══ Recorded data

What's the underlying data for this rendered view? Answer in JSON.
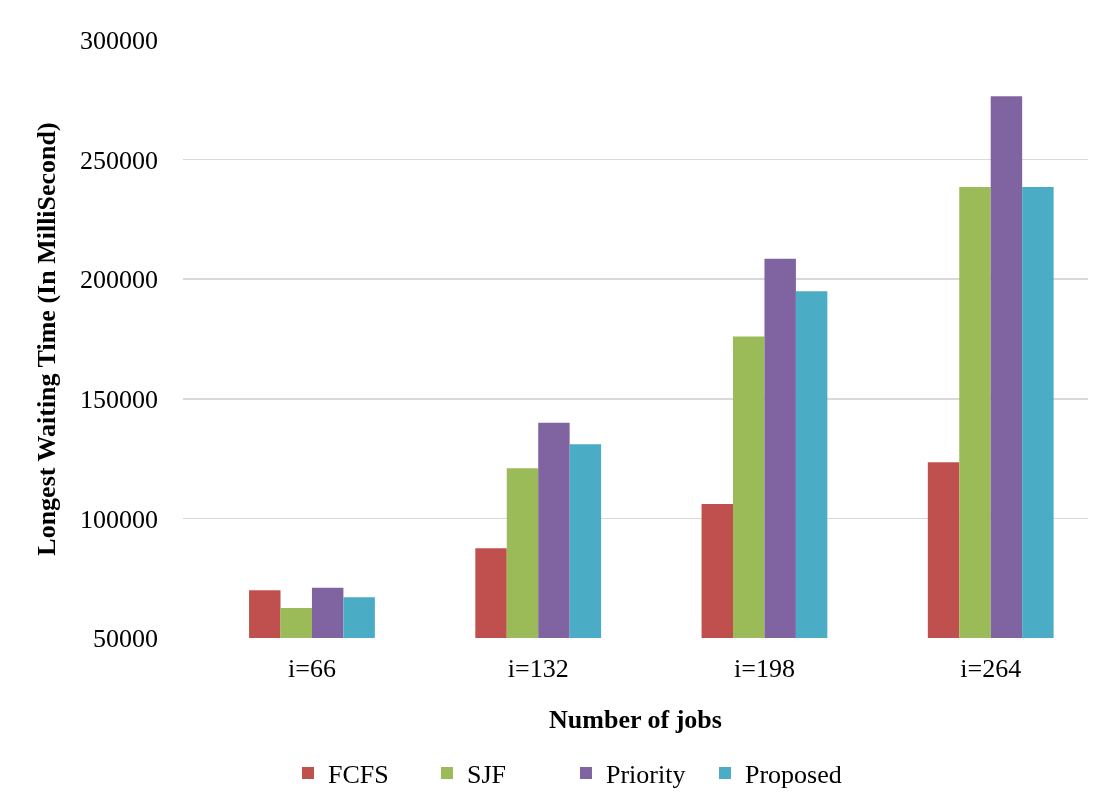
{
  "chart_data": {
    "type": "bar",
    "xlabel": "Number of jobs",
    "ylabel": "Longest Waiting Time (In MilliSecond)",
    "categories": [
      "i=66",
      "i=132",
      "i=198",
      "i=264"
    ],
    "series": [
      {
        "name": "FCFS",
        "color": "#c0504d",
        "values": [
          70000,
          87500,
          106000,
          123500
        ]
      },
      {
        "name": "SJF",
        "color": "#9bbb59",
        "values": [
          62500,
          121000,
          176000,
          238500
        ]
      },
      {
        "name": "Priority",
        "color": "#8064a2",
        "values": [
          71000,
          140000,
          208500,
          276500
        ]
      },
      {
        "name": "Proposed",
        "color": "#4bacc6",
        "values": [
          67000,
          131000,
          195000,
          238500
        ]
      }
    ],
    "ylim": [
      50000,
      300000
    ],
    "yticks": [
      50000,
      100000,
      150000,
      200000,
      250000,
      300000
    ],
    "grid": "y",
    "legend": "bottom"
  }
}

════

_Given exercise_:
Pick out all lines from the data above in which the word "color" appears.

_Result below_:
        "color": "#c0504d",
        "color": "#9bbb59",
        "color": "#8064a2",
        "color": "#4bacc6",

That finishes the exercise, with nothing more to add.